Without the pictures, write out all the lines below exactly as they appear.

*RECORDS FOR PROCESSING*:
--- --- ---

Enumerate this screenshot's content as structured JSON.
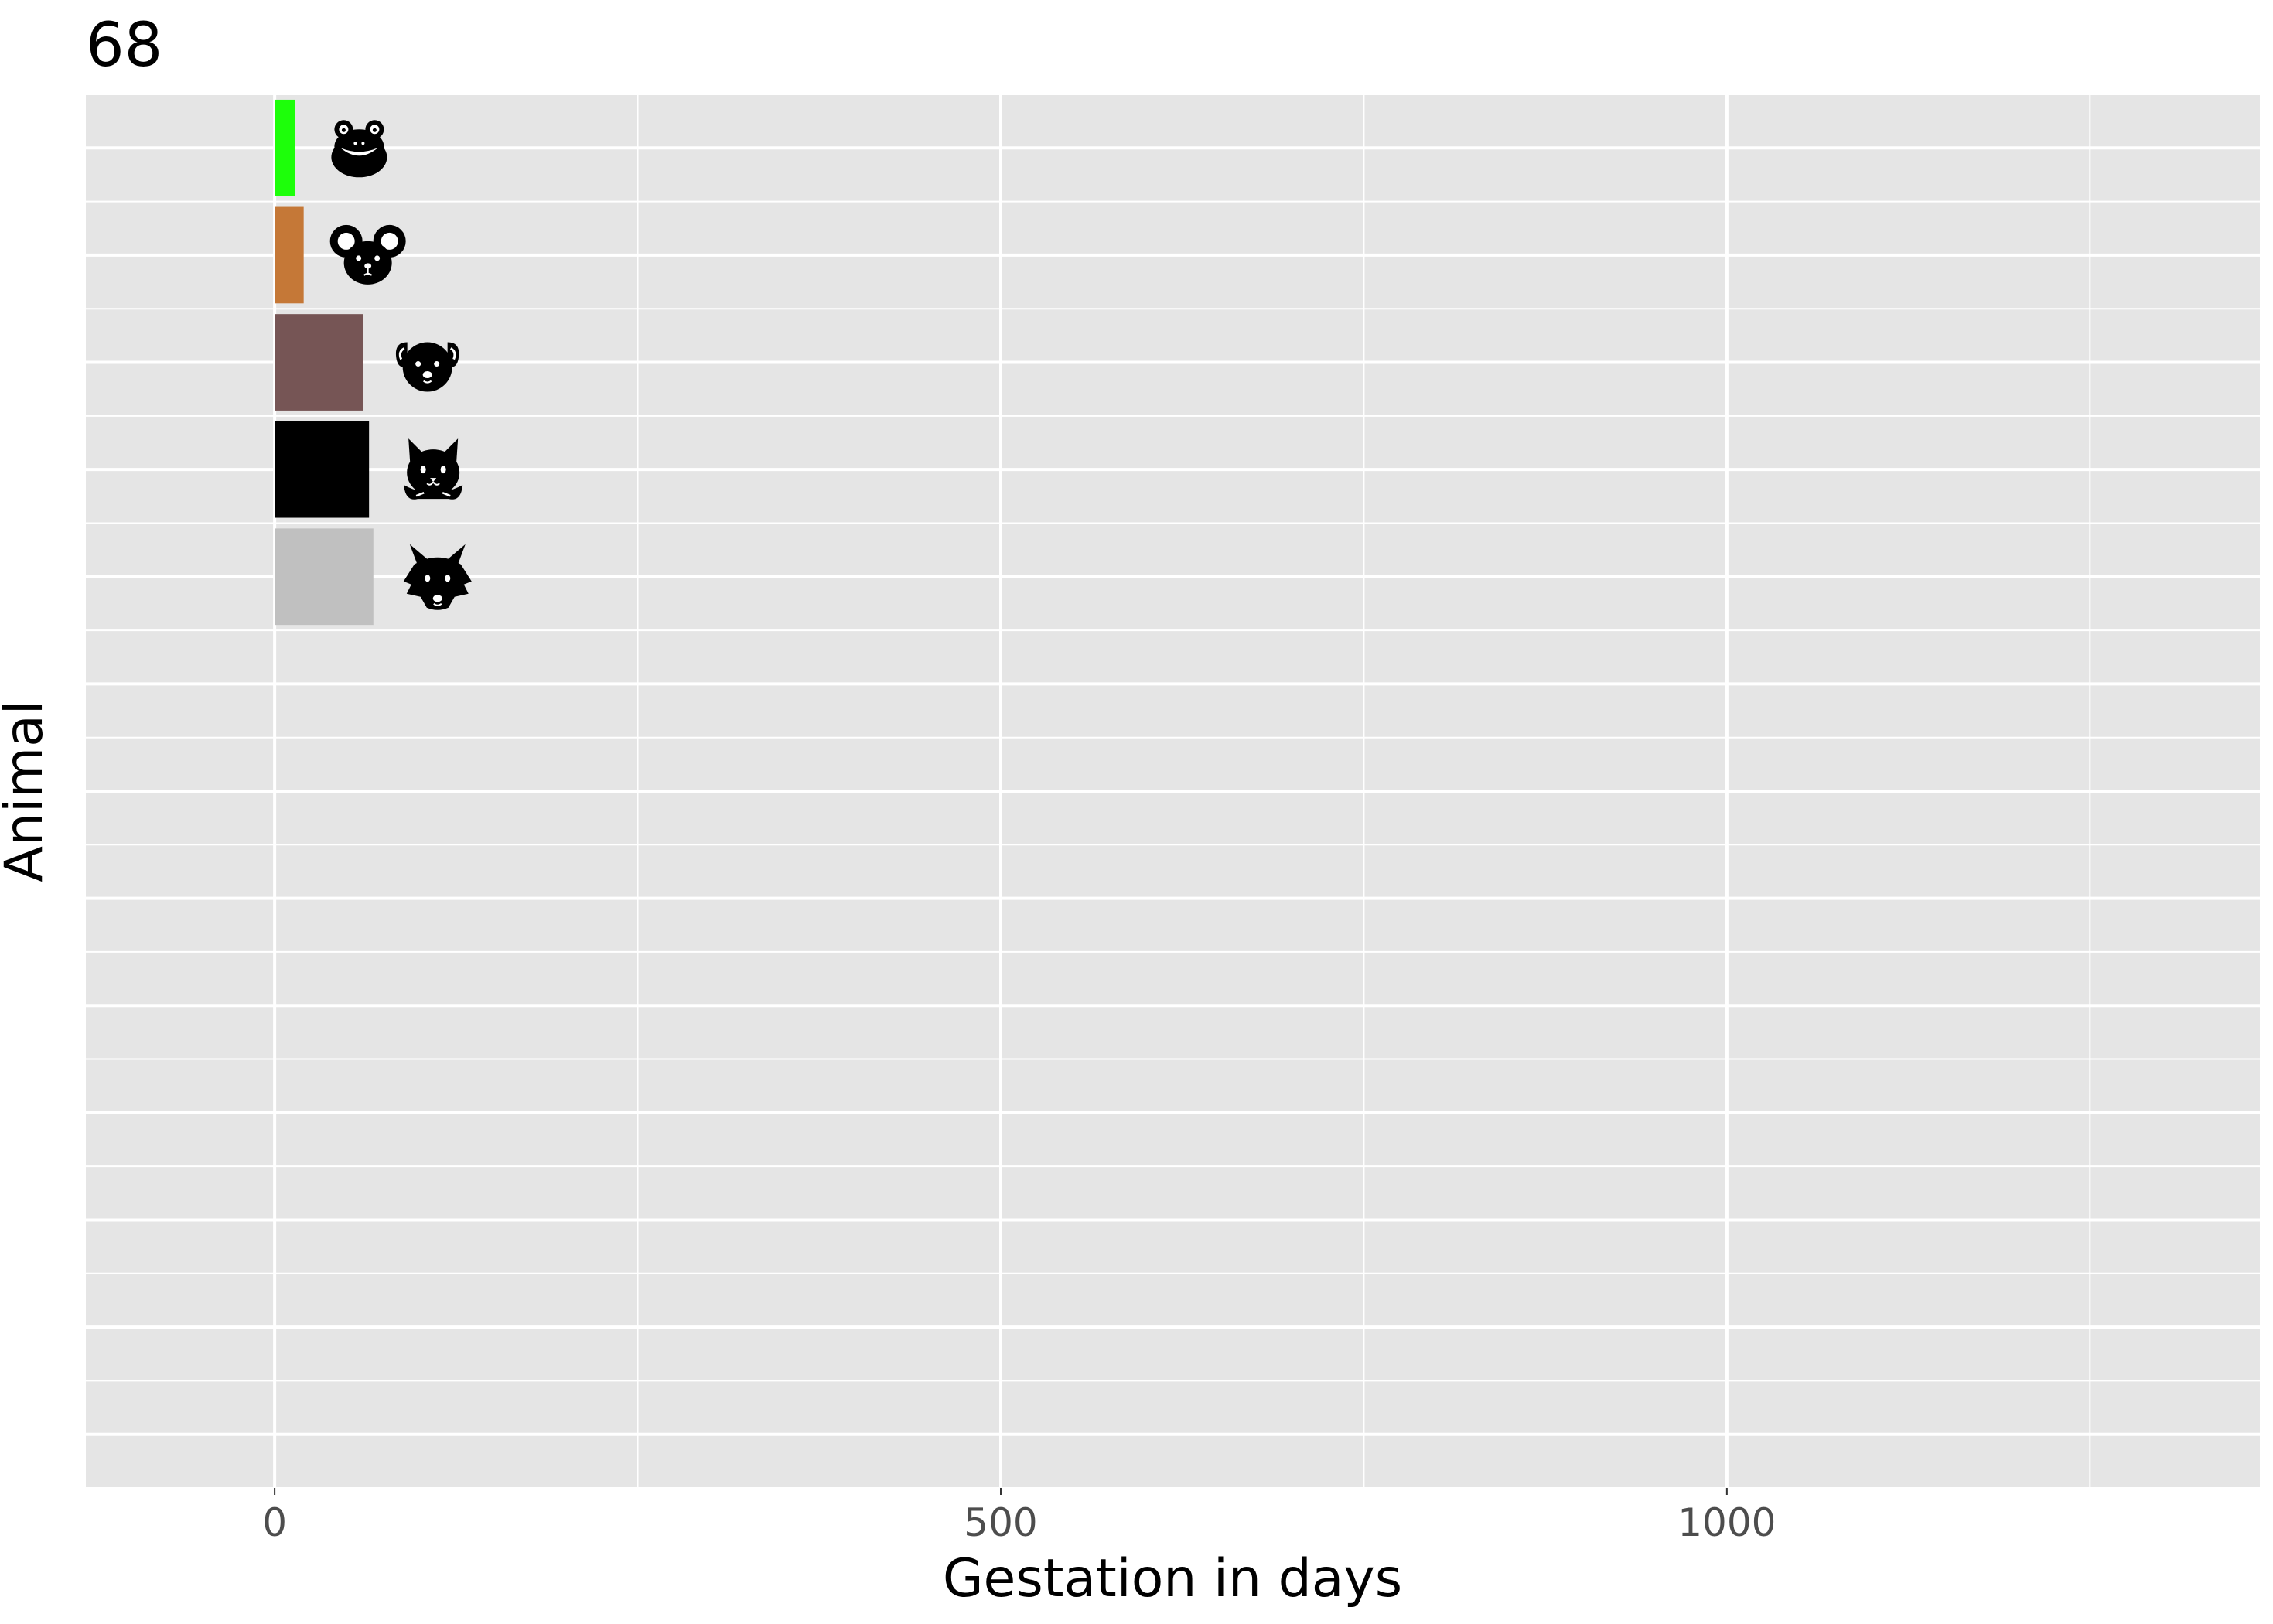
{
  "chart_data": {
    "type": "bar",
    "orientation": "horizontal",
    "title": "68",
    "xlabel": "Gestation in days",
    "ylabel": "Animal",
    "xlim": [
      -130,
      1367
    ],
    "x_ticks": [
      0,
      500,
      1000
    ],
    "x_minor_ticks": [
      250,
      750,
      1250
    ],
    "row_slots": 13,
    "grid": true,
    "legend": "none",
    "colors": {
      "panel_background": "#e5e5e5",
      "grid_line": "#ffffff",
      "tick_label": "#4d4d4d",
      "icon": "#000000"
    },
    "bars": [
      {
        "value": 14,
        "color": "#1dff0a",
        "icon": "frog-icon"
      },
      {
        "value": 20,
        "color": "#c57837",
        "icon": "mouse-icon"
      },
      {
        "value": 61,
        "color": "#765555",
        "icon": "dog-icon"
      },
      {
        "value": 65,
        "color": "#000000",
        "icon": "cat-icon"
      },
      {
        "value": 68,
        "color": "#c0c0c0",
        "icon": "wolf-icon"
      }
    ]
  }
}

--- --- ---

*RESULT BELOW*:
Enumerate this screenshot's content as structured JSON.
{
  "chart_data": {
    "type": "bar",
    "orientation": "horizontal",
    "title": "68",
    "xlabel": "Gestation in days",
    "ylabel": "Animal",
    "xlim": [
      -130,
      1367
    ],
    "x_ticks": [
      0,
      500,
      1000
    ],
    "x_minor_ticks": [
      250,
      750,
      1250
    ],
    "row_slots": 13,
    "grid": true,
    "legend": "none",
    "colors": {
      "panel_background": "#e5e5e5",
      "grid_line": "#ffffff",
      "tick_label": "#4d4d4d",
      "icon": "#000000"
    },
    "bars": [
      {
        "value": 14,
        "color": "#1dff0a",
        "icon": "frog-icon"
      },
      {
        "value": 20,
        "color": "#c57837",
        "icon": "mouse-icon"
      },
      {
        "value": 61,
        "color": "#765555",
        "icon": "dog-icon"
      },
      {
        "value": 65,
        "color": "#000000",
        "icon": "cat-icon"
      },
      {
        "value": 68,
        "color": "#c0c0c0",
        "icon": "wolf-icon"
      }
    ]
  }
}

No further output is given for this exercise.